▸ **The problem**
Collect every line of the records below that contains the word "data".

▸ **Material for this exercise**
········
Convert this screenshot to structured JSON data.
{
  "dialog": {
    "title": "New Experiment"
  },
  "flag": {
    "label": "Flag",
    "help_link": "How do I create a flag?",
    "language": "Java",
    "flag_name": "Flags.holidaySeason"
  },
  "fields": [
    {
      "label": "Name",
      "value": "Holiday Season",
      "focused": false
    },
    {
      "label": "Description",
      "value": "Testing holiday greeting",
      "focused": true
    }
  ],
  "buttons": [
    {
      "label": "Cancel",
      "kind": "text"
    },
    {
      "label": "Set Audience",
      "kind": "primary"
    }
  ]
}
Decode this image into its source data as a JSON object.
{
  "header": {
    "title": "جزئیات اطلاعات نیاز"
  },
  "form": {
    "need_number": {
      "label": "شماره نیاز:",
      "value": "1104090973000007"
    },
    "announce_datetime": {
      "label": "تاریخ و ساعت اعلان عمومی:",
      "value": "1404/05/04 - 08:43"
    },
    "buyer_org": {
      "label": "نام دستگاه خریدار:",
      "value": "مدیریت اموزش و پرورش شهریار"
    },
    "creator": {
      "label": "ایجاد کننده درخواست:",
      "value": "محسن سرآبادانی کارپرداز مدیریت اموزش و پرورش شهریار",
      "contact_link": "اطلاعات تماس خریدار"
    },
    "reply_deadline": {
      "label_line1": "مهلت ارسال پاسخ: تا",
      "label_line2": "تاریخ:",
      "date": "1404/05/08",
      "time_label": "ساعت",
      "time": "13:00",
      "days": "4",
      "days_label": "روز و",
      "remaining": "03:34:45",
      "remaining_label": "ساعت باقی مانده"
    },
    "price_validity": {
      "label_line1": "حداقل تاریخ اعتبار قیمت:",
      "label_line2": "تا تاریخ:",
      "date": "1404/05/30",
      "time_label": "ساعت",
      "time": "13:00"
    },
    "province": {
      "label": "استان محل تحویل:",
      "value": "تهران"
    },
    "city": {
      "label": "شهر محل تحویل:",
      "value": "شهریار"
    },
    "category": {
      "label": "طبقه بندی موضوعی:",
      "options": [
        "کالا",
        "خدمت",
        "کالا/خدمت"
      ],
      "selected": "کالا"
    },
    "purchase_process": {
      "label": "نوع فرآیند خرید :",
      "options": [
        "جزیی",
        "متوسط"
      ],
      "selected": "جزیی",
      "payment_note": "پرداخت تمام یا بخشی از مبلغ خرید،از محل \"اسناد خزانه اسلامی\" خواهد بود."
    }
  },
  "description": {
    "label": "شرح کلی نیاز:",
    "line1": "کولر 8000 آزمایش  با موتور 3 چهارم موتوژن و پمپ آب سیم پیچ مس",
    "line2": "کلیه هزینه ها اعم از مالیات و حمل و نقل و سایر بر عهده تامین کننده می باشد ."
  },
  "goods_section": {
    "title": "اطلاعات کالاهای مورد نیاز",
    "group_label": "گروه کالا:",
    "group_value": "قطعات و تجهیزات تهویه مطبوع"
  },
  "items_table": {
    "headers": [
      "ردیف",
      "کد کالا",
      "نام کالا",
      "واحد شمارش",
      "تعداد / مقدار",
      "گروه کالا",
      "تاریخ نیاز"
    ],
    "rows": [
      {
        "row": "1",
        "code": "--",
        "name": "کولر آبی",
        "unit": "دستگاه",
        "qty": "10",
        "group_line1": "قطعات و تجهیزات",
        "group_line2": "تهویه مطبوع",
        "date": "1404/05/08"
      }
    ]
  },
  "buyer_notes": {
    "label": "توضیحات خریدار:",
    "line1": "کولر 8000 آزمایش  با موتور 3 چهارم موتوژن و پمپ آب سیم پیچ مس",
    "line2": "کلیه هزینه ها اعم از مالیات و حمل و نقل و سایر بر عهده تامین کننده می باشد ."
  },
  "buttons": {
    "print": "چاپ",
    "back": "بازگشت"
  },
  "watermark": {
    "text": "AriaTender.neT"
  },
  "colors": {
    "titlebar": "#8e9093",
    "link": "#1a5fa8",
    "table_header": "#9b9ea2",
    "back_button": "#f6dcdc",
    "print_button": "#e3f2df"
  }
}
········
▸ **Result for this task**
Convert this screenshot to structured JSON data.
Decode this image into its source data as a JSON object.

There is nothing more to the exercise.